• [SHORT PROBLEM] Find how many lines in the data below mention "PPX社長". Give the number only.

• [DATA SUPPLIED]
━━━━━━━━━━━━━━━━

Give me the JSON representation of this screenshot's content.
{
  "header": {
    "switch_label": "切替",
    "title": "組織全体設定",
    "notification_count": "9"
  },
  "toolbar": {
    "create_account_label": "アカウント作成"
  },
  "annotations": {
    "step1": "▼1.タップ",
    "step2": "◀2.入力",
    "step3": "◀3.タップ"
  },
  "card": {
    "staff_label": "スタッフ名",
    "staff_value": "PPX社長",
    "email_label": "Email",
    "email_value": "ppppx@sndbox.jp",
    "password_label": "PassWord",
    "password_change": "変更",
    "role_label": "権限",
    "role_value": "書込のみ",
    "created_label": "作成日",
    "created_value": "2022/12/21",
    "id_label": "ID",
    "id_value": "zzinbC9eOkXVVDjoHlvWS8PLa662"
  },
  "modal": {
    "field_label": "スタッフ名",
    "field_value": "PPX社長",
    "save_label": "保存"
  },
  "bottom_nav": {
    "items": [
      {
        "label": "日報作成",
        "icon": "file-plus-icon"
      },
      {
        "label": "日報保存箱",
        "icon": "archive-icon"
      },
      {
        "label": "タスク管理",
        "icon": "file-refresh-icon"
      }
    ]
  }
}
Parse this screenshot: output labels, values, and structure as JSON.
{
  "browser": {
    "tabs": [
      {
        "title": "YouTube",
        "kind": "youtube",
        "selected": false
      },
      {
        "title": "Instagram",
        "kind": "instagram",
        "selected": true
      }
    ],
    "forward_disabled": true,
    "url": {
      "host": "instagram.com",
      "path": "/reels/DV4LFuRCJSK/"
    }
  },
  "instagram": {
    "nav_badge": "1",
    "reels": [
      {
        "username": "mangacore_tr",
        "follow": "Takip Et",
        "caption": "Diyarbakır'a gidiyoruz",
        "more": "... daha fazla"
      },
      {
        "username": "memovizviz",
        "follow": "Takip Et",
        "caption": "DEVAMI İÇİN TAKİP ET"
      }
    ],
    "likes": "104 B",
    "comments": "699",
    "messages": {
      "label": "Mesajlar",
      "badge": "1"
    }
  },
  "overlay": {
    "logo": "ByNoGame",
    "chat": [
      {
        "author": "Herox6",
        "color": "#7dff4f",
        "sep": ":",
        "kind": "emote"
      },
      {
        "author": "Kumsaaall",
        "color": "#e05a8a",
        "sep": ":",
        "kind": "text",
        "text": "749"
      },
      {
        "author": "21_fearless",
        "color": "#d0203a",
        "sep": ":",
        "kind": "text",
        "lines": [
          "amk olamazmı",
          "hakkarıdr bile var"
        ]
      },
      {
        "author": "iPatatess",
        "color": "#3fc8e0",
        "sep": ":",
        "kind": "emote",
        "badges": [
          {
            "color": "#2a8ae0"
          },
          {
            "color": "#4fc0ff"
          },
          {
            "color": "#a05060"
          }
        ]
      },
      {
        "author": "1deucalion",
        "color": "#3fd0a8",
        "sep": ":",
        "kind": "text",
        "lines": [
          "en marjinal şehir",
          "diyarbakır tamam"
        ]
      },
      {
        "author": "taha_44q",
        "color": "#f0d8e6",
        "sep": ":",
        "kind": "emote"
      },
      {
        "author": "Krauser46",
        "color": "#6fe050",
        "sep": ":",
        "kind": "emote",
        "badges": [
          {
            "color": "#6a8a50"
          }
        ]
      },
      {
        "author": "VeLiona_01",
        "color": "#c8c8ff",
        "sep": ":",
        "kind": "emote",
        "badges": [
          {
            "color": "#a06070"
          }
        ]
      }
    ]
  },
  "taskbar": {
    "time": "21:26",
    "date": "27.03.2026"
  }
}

━━━━━━━━━━━━━━━━

• [THE RESPONSE] 2